Exercise data -

_ _ _ _

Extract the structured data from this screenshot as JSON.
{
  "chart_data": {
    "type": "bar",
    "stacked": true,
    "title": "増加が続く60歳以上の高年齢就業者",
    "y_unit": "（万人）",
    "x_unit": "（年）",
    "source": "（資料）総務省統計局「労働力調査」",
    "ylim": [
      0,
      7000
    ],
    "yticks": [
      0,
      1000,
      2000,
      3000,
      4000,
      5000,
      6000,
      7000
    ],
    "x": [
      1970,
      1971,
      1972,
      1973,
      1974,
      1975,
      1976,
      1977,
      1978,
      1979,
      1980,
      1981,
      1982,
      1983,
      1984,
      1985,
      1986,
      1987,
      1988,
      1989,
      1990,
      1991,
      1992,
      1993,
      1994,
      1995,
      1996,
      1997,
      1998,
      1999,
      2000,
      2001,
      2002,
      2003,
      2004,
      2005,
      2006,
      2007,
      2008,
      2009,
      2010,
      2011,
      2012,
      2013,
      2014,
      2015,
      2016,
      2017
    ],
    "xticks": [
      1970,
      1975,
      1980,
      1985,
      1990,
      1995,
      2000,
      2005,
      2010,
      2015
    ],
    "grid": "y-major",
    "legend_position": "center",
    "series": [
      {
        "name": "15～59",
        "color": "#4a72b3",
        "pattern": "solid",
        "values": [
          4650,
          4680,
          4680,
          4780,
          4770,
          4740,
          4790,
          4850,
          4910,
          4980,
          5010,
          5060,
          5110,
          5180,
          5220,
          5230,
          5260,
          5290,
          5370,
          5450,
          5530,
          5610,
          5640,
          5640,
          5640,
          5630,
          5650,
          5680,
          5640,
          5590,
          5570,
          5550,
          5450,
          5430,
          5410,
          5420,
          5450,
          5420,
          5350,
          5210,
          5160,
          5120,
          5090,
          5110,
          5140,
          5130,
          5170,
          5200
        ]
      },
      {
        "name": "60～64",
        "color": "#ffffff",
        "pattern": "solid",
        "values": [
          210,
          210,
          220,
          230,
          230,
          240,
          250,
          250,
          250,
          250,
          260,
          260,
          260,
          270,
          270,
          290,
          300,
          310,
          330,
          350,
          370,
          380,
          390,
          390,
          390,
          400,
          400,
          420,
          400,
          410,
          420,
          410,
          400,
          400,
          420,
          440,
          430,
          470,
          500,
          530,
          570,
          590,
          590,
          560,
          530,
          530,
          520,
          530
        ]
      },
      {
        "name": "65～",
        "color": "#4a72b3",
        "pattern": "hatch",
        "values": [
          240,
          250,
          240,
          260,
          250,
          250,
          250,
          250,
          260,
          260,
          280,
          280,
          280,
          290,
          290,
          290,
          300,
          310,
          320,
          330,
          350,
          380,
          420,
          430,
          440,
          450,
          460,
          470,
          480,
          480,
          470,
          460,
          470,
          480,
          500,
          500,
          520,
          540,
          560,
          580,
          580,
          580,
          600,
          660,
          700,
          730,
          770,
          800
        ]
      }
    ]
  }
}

_ _ _ _

Goal -
Please return the data above exactly as given.

Finished answer -
Extract the structured data from this screenshot as JSON.
{
  "chart_data": {
    "type": "bar",
    "stacked": true,
    "title": "増加が続く60歳以上の高年齢就業者",
    "y_unit": "（万人）",
    "x_unit": "（年）",
    "source": "（資料）総務省統計局「労働力調査」",
    "ylim": [
      0,
      7000
    ],
    "yticks": [
      0,
      1000,
      2000,
      3000,
      4000,
      5000,
      6000,
      7000
    ],
    "x": [
      1970,
      1971,
      1972,
      1973,
      1974,
      1975,
      1976,
      1977,
      1978,
      1979,
      1980,
      1981,
      1982,
      1983,
      1984,
      1985,
      1986,
      1987,
      1988,
      1989,
      1990,
      1991,
      1992,
      1993,
      1994,
      1995,
      1996,
      1997,
      1998,
      1999,
      2000,
      2001,
      2002,
      2003,
      2004,
      2005,
      2006,
      2007,
      2008,
      2009,
      2010,
      2011,
      2012,
      2013,
      2014,
      2015,
      2016,
      2017
    ],
    "xticks": [
      1970,
      1975,
      1980,
      1985,
      1990,
      1995,
      2000,
      2005,
      2010,
      2015
    ],
    "grid": "y-major",
    "legend_position": "center",
    "series": [
      {
        "name": "15～59",
        "color": "#4a72b3",
        "pattern": "solid",
        "values": [
          4650,
          4680,
          4680,
          4780,
          4770,
          4740,
          4790,
          4850,
          4910,
          4980,
          5010,
          5060,
          5110,
          5180,
          5220,
          5230,
          5260,
          5290,
          5370,
          5450,
          5530,
          5610,
          5640,
          5640,
          5640,
          5630,
          5650,
          5680,
          5640,
          5590,
          5570,
          5550,
          5450,
          5430,
          5410,
          5420,
          5450,
          5420,
          5350,
          5210,
          5160,
          5120,
          5090,
          5110,
          5140,
          5130,
          5170,
          5200
        ]
      },
      {
        "name": "60～64",
        "color": "#ffffff",
        "pattern": "solid",
        "values": [
          210,
          210,
          220,
          230,
          230,
          240,
          250,
          250,
          250,
          250,
          260,
          260,
          260,
          270,
          270,
          290,
          300,
          310,
          330,
          350,
          370,
          380,
          390,
          390,
          390,
          400,
          400,
          420,
          400,
          410,
          420,
          410,
          400,
          400,
          420,
          440,
          430,
          470,
          500,
          530,
          570,
          590,
          590,
          560,
          530,
          530,
          520,
          530
        ]
      },
      {
        "name": "65～",
        "color": "#4a72b3",
        "pattern": "hatch",
        "values": [
          240,
          250,
          240,
          260,
          250,
          250,
          250,
          250,
          260,
          260,
          280,
          280,
          280,
          290,
          290,
          290,
          300,
          310,
          320,
          330,
          350,
          380,
          420,
          430,
          440,
          450,
          460,
          470,
          480,
          480,
          470,
          460,
          470,
          480,
          500,
          500,
          520,
          540,
          560,
          580,
          580,
          580,
          600,
          660,
          700,
          730,
          770,
          800
        ]
      }
    ]
  }
}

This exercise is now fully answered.